The entries should be given again in full. Alter nothing.

=== Data for this task ===

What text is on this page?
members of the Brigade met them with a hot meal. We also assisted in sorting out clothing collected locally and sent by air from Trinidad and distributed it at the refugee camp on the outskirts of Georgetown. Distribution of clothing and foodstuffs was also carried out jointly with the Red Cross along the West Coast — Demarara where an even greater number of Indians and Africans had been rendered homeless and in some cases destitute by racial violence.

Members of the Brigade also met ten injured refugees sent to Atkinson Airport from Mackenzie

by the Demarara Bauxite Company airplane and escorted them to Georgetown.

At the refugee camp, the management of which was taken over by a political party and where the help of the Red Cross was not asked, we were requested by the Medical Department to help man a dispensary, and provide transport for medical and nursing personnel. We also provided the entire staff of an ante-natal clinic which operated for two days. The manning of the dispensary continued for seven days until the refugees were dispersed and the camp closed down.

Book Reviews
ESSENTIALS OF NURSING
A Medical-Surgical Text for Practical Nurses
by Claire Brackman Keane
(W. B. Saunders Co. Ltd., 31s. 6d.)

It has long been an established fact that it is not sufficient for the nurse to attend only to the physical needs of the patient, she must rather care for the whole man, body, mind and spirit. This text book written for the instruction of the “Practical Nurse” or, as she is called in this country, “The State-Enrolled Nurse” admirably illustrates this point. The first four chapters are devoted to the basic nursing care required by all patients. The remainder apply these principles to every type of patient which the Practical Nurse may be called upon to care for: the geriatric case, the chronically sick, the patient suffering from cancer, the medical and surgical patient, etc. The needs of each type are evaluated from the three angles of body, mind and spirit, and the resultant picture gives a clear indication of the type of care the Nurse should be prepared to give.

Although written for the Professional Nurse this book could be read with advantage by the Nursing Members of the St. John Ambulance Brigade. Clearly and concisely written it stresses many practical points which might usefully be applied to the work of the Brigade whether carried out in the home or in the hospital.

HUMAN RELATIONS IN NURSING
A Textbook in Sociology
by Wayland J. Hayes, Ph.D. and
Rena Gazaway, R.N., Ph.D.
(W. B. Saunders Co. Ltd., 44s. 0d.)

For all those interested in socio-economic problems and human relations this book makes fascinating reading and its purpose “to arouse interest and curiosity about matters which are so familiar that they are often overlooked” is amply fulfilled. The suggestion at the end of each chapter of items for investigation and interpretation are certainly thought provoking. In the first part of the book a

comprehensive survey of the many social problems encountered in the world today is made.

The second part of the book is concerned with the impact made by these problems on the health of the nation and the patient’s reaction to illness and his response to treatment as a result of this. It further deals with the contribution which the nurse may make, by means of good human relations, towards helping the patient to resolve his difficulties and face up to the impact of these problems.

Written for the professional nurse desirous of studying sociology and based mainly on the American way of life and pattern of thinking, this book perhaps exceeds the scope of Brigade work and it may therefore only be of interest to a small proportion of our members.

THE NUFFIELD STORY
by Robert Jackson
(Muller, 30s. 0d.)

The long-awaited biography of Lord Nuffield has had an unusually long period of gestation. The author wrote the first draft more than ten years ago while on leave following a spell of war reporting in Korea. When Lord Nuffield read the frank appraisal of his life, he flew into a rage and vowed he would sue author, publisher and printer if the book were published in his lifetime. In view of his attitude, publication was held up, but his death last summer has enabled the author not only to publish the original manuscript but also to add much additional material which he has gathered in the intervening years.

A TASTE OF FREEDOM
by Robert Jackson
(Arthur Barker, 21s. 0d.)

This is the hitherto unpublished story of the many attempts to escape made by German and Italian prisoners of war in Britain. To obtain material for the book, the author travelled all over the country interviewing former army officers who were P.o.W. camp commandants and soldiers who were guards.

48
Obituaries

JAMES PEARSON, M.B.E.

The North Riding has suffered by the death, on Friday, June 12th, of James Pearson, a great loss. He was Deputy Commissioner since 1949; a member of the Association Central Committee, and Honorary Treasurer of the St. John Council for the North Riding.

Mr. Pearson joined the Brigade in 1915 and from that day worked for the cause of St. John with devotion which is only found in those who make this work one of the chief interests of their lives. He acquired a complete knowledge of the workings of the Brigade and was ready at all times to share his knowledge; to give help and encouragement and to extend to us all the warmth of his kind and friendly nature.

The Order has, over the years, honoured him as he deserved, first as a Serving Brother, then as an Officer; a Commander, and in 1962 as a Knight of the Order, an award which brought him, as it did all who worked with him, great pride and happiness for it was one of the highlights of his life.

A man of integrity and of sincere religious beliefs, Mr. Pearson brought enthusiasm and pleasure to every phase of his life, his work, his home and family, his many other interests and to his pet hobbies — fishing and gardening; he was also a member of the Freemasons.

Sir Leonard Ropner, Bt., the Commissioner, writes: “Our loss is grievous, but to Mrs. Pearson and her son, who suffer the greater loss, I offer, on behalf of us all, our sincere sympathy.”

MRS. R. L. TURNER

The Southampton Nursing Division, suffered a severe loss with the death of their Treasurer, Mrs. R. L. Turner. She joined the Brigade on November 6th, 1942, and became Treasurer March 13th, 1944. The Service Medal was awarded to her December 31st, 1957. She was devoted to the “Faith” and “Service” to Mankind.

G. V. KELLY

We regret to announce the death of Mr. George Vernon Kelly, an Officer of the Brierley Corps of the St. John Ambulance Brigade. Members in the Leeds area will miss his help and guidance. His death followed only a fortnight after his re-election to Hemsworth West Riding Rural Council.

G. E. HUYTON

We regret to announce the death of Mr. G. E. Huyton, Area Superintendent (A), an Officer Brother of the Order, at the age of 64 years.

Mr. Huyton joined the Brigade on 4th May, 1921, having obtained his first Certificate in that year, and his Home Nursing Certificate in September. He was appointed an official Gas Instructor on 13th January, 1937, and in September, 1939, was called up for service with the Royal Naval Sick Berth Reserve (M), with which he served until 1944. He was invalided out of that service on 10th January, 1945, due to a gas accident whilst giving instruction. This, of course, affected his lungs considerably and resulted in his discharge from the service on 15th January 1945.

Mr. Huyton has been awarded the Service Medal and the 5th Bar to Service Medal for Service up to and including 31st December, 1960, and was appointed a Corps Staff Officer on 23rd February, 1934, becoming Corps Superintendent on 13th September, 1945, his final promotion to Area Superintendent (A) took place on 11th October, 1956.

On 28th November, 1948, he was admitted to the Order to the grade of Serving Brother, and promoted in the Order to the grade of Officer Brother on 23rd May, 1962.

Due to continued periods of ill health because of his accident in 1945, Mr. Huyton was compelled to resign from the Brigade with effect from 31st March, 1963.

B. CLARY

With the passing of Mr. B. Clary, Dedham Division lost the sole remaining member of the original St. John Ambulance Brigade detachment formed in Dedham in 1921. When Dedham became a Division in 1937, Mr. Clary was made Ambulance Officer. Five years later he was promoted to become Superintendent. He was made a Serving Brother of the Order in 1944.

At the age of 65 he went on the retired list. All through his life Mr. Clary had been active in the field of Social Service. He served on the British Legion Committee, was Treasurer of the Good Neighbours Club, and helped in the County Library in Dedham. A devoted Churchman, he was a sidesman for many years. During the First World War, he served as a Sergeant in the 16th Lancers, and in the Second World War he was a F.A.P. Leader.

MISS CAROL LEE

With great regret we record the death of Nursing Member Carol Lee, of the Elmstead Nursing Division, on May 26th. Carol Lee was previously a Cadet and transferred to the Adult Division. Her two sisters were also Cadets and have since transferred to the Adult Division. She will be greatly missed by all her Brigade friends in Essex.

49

===

Output for this exercise:
What text is on this page?
members of the Brigade met them with a hot meal. We also assisted in sorting out clothing collected locally and sent by air from Trinidad and distributed it at the refugee camp on the outskirts of Georgetown. Distribution of clothing and foodstuffs was also carried out jointly with the Red Cross along the West Coast — Demarara where an even greater number of Indians and Africans had been rendered homeless and in some cases destitute by racial violence.

Members of the Brigade also met ten injured refugees sent to Atkinson Airport from Mackenzie

by the Demarara Bauxite Company airplane and escorted them to Georgetown.

At the refugee camp, the management of which was taken over by a political party and where the help of the Red Cross was not asked, we were requested by the Medical Department to help man a dispensary, and provide transport for medical and nursing personnel. We also provided the entire staff of an ante-natal clinic which operated for two days. The manning of the dispensary continued for seven days until the refugees were dispersed and the camp closed down.

Book Reviews
ESSENTIALS OF NURSING
A Medical-Surgical Text for Practical Nurses
by Claire Brackman Keane
(W. B. Saunders Co. Ltd., 31s. 6d.)

It has long been an established fact that it is not sufficient for the nurse to attend only to the physical needs of the patient, she must rather care for the whole man, body, mind and spirit. This text book written for the instruction of the “Practical Nurse” or, as she is called in this country, “The State-Enrolled Nurse” admirably illustrates this point. The first four chapters are devoted to the basic nursing care required by all patients. The remainder apply these principles to every type of patient which the Practical Nurse may be called upon to care for: the geriatric case, the chronically sick, the patient suffering from cancer, the medical and surgical patient, etc. The needs of each type are evaluated from the three angles of body, mind and spirit, and the resultant picture gives a clear indication of the type of care the Nurse should be prepared to give.

Although written for the Professional Nurse this book could be read with advantage by the Nursing Members of the St. John Ambulance Brigade. Clearly and concisely written it stresses many practical points which might usefully be applied to the work of the Brigade whether carried out in the home or in the hospital.

HUMAN RELATIONS IN NURSING
A Textbook in Sociology
by Wayland J. Hayes, Ph.D. and
Rena Gazaway, R.N., Ph.D.
(W. B. Saunders Co. Ltd., 44s. 0d.)

For all those interested in socio-economic problems and human relations this book makes fascinating reading and its purpose “to arouse interest and curiosity about matters which are so familiar that they are often overlooked” is amply fulfilled. The suggestion at the end of each chapter of items for investigation and interpretation are certainly thought provoking. In the first part of the book a

comprehensive survey of the many social problems encountered in the world today is made.

The second part of the book is concerned with the impact made by these problems on the health of the nation and the patient’s reaction to illness and his response to treatment as a result of this. It further deals with the contribution which the nurse may make, by means of good human relations, towards helping the patient to resolve his difficulties and face up to the impact of these problems.

Written for the professional nurse desirous of studying sociology and based mainly on the American way of life and pattern of thinking, this book perhaps exceeds the scope of Brigade work and it may therefore only be of interest to a small proportion of our members.

THE NUFFIELD STORY
by Robert Jackson
(Muller, 30s. 0d.)

The long-awaited biography of Lord Nuffield has had an unusually long period of gestation. The author wrote the first draft more than ten years ago while on leave following a spell of war reporting in Korea. When Lord Nuffield read the frank appraisal of his life, he flew into a rage and vowed he would sue author, publisher and printer if the book were published in his lifetime. In view of his attitude, publication was held up, but his death last summer has enabled the author not only to publish the original manuscript but also to add much additional material which he has gathered in the intervening years.

A TASTE OF FREEDOM
by Robert Jackson
(Arthur Barker, 21s. 0d.)

This is the hitherto unpublished story of the many attempts to escape made by German and Italian prisoners of war in Britain. To obtain material for the book, the author travelled all over the country interviewing former army officers who were P.o.W. camp commandants and soldiers who were guards.

48
Obituaries

JAMES PEARSON, M.B.E.

The North Riding has suffered by the death, on Friday, June 12th, of James Pearson, a great loss. He was Deputy Commissioner since 1949; a member of the Association Central Committee, and Honorary Treasurer of the St. John Council for the North Riding.

Mr. Pearson joined the Brigade in 1915 and from that day worked for the cause of St. John with devotion which is only found in those who make this work one of the chief interests of their lives. He acquired a complete knowledge of the workings of the Brigade and was ready at all times to share his knowledge; to give help and encouragement and to extend to us all the warmth of his kind and friendly nature.

The Order has, over the years, honoured him as he deserved, first as a Serving Brother, then as an Officer; a Commander, and in 1962 as a Knight of the Order, an award which brought him, as it did all who worked with him, great pride and happiness for it was one of the highlights of his life.

A man of integrity and of sincere religious beliefs, Mr. Pearson brought enthusiasm and pleasure to every phase of his life, his work, his home and family, his many other interests and to his pet hobbies — fishing and gardening; he was also a member of the Freemasons.

Sir Leonard Ropner, Bt., the Commissioner, writes: “Our loss is grievous, but to Mrs. Pearson and her son, who suffer the greater loss, I offer, on behalf of us all, our sincere sympathy.”

MRS. R. L. TURNER

The Southampton Nursing Division, suffered a severe loss with the death of their Treasurer, Mrs. R. L. Turner. She joined the Brigade on November 6th, 1942, and became Treasurer March 13th, 1944. The Service Medal was awarded to her December 31st, 1957. She was devoted to the “Faith” and “Service” to Mankind.

G. V. KELLY

We regret to announce the death of Mr. George Vernon Kelly, an Officer of the Brierley Corps of the St. John Ambulance Brigade. Members in the Leeds area will miss his help and guidance. His death followed only a fortnight after his re-election to Hemsworth West Riding Rural Council.

G. E. HUYTON

We regret to announce the death of Mr. G. E. Huyton, Area Superintendent (A), an Officer Brother of the Order, at the age of 64 years.

Mr. Huyton joined the Brigade on 4th May, 1921, having obtained his first Certificate in that year, and his Home Nursing Certificate in September. He was appointed an official Gas Instructor on 13th January, 1937, and in September, 1939, was called up for service with the Royal Naval Sick Berth Reserve (M), with which he served until 1944. He was invalided out of that service on 10th January, 1945, due to a gas accident whilst giving instruction. This, of course, affected his lungs considerably and resulted in his discharge from the service on 15th January 1945.

Mr. Huyton has been awarded the Service Medal and the 5th Bar to Service Medal for Service up to and including 31st December, 1960, and was appointed a Corps Staff Officer on 23rd February, 1934, becoming Corps Superintendent on 13th September, 1945, his final promotion to Area Superintendent (A) took place on 11th October, 1956.

On 28th November, 1948, he was admitted to the Order to the grade of Serving Brother, and promoted in the Order to the grade of Officer Brother on 23rd May, 1962.

Due to continued periods of ill health because of his accident in 1945, Mr. Huyton was compelled to resign from the Brigade with effect from 31st March, 1963.

B. CLARY

With the passing of Mr. B. Clary, Dedham Division lost the sole remaining member of the original St. John Ambulance Brigade detachment formed in Dedham in 1921. When Dedham became a Division in 1937, Mr. Clary was made Ambulance Officer. Five years later he was promoted to become Superintendent. He was made a Serving Brother of the Order in 1944.

At the age of 65 he went on the retired list. All through his life Mr. Clary had been active in the field of Social Service. He served on the British Legion Committee, was Treasurer of the Good Neighbours Club, and helped in the County Library in Dedham. A devoted Churchman, he was a sidesman for many years. During the First World War, he served as a Sergeant in the 16th Lancers, and in the Second World War he was a F.A.P. Leader.

MISS CAROL LEE

With great regret we record the death of Nursing Member Carol Lee, of the Elmstead Nursing Division, on May 26th. Carol Lee was previously a Cadet and transferred to the Adult Division. Her two sisters were also Cadets and have since transferred to the Adult Division. She will be greatly missed by all her Brigade friends in Essex.

49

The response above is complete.